Materials provided
____________________

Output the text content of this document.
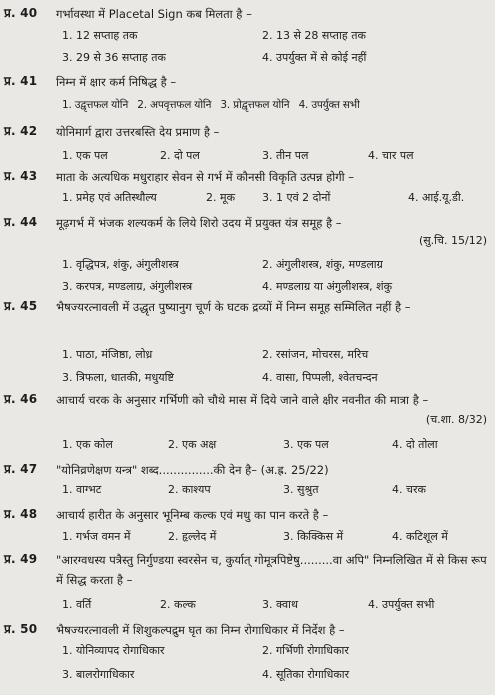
प्र. 40 गर्भावस्था में Placetal Sign कब मिलता है –
1. 12 सप्ताह तक	2. 13 से 28 सप्ताह तक
3. 29 से 36 सप्ताह तक	4. उपर्युक्त में से कोई नहीं
प्र. 41 निम्न में क्षार कर्म निषिद्ध है –
1. उद्वृत्तफल योनि 2. अपवृत्तफल योनि 3. प्रोद्वृत्तफल योनि 4. उपर्युक्त सभी
प्र. 42 योनिमार्ग द्वारा उत्तरबस्ति देय प्रमाण है –
1. एक पल	2. दो पल	3. तीन पल	4. चार पल
प्र. 43 माता के अत्यधिक मधुराहार सेवन से गर्भ में कौनसी विकृति उत्पन्न होगी –
1. प्रमेह एवं अतिस्थौल्य	2. मूक 3. 1 एवं 2 दोनों	4. आई.यू.डी.
प्र. 44 मूढ़गर्भ में भंजक शल्यकर्म के लिये शिरो उदय में प्रयुक्त यंत्र समूह है –
(सु.चि. 15/12)
1. वृद्धिपत्र, शंकु, अंगुलीशस्त्र	2. अंगुलीशस्त्र, शंकु, मण्डलाग्र
3. करपत्र, मण्डलाग्र, अंगुलीशस्त्र	4. मण्डलाग्र या अंगुलीशस्त्र, शंकु
प्र. 45 भैषज्यरत्नावली में उद्धृत पुष्यानुग चूर्ण के घटक द्रव्यों में निम्न समूह सम्मिलित नहीं है –
1. पाठा, मंजिष्ठा, लोध्र	2. रसांजन, मोचरस, मरिच
3. त्रिफला, धातकी, मधुयष्टि	4. वासा, पिप्पली, श्वेतचन्दन
प्र. 46 आचार्य चरक के अनुसार गर्भिणी को चौथे मास में दिये जाने वाले क्षीर नवनीत की मात्रा है –
(च.शा. 8/32)
1. एक कोल	2. एक अक्ष	3. एक पल	4. दो तोला
प्र. 47 "योनिव्रणेक्षण यन्त्र" शब्द...............की देन है– (अ.ह्र. 25/22)
1. वाग्भट	2. काश्यप	3. सुश्रुत	4. चरक
प्र. 48 आचार्य हारीत के अनुसार भूनिम्ब कल्क एवं मधु का पान करते है –
1. गर्भज वमन में	2. हृल्लेद में	3. किक्किस में	4. कटिशूल में
प्र. 49 "आरग्वधस्य पत्रैस्तु निर्गुण्डया स्वरसेन च, कुर्यात् गोमूत्रपिष्टेषु.........वा अपि" निम्नलिखित में से किस रूप में सिद्ध करता है –
1. वर्ति	2. कल्क	3. क्वाथ	4. उपर्युक्त सभी
प्र. 50 भैषज्यरत्नावली में शिशुकल्पद्रुम घृत का निम्न रोगाधिकार में निर्देश है –
1. योनिव्यापद रोगाधिकार	2. गर्भिणी रोगाधिकार
3. बालरोगाधिकार	4. सूतिका रोगाधिकार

____________________

Exercise description
Leave out the pictures and transcribe the entries above exactly.

Exercise response
Output the text content of this document.
प्र. 40 गर्भावस्था में Placetal Sign कब मिलता है –
1. 12 सप्ताह तक	2. 13 से 28 सप्ताह तक
3. 29 से 36 सप्ताह तक	4. उपर्युक्त में से कोई नहीं
प्र. 41 निम्न में क्षार कर्म निषिद्ध है –
1. उद्वृत्तफल योनि 2. अपवृत्तफल योनि 3. प्रोद्वृत्तफल योनि 4. उपर्युक्त सभी
प्र. 42 योनिमार्ग द्वारा उत्तरबस्ति देय प्रमाण है –
1. एक पल	2. दो पल	3. तीन पल	4. चार पल
प्र. 43 माता के अत्यधिक मधुराहार सेवन से गर्भ में कौनसी विकृति उत्पन्न होगी –
1. प्रमेह एवं अतिस्थौल्य	2. मूक 3. 1 एवं 2 दोनों	4. आई.यू.डी.
प्र. 44 मूढ़गर्भ में भंजक शल्यकर्म के लिये शिरो उदय में प्रयुक्त यंत्र समूह है –
(सु.चि. 15/12)
1. वृद्धिपत्र, शंकु, अंगुलीशस्त्र	2. अंगुलीशस्त्र, शंकु, मण्डलाग्र
3. करपत्र, मण्डलाग्र, अंगुलीशस्त्र	4. मण्डलाग्र या अंगुलीशस्त्र, शंकु
प्र. 45 भैषज्यरत्नावली में उद्धृत पुष्यानुग चूर्ण के घटक द्रव्यों में निम्न समूह सम्मिलित नहीं है –
1. पाठा, मंजिष्ठा, लोध्र	2. रसांजन, मोचरस, मरिच
3. त्रिफला, धातकी, मधुयष्टि	4. वासा, पिप्पली, श्वेतचन्दन
प्र. 46 आचार्य चरक के अनुसार गर्भिणी को चौथे मास में दिये जाने वाले क्षीर नवनीत की मात्रा है –
(च.शा. 8/32)
1. एक कोल	2. एक अक्ष	3. एक पल	4. दो तोला
प्र. 47 "योनिव्रणेक्षण यन्त्र" शब्द...............की देन है– (अ.ह्र. 25/22)
1. वाग्भट	2. काश्यप	3. सुश्रुत	4. चरक
प्र. 48 आचार्य हारीत के अनुसार भूनिम्ब कल्क एवं मधु का पान करते है –
1. गर्भज वमन में	2. हृल्लेद में	3. किक्किस में	4. कटिशूल में
प्र. 49 "आरग्वधस्य पत्रैस्तु निर्गुण्डया स्वरसेन च, कुर्यात् गोमूत्रपिष्टेषु.........वा अपि" निम्नलिखित में से किस रूप में सिद्ध करता है –
1. वर्ति	2. कल्क	3. क्वाथ	4. उपर्युक्त सभी
प्र. 50 भैषज्यरत्नावली में शिशुकल्पद्रुम घृत का निम्न रोगाधिकार में निर्देश है –
1. योनिव्यापद रोगाधिकार	2. गर्भिणी रोगाधिकार
3. बालरोगाधिकार	4. सूतिका रोगाधिकार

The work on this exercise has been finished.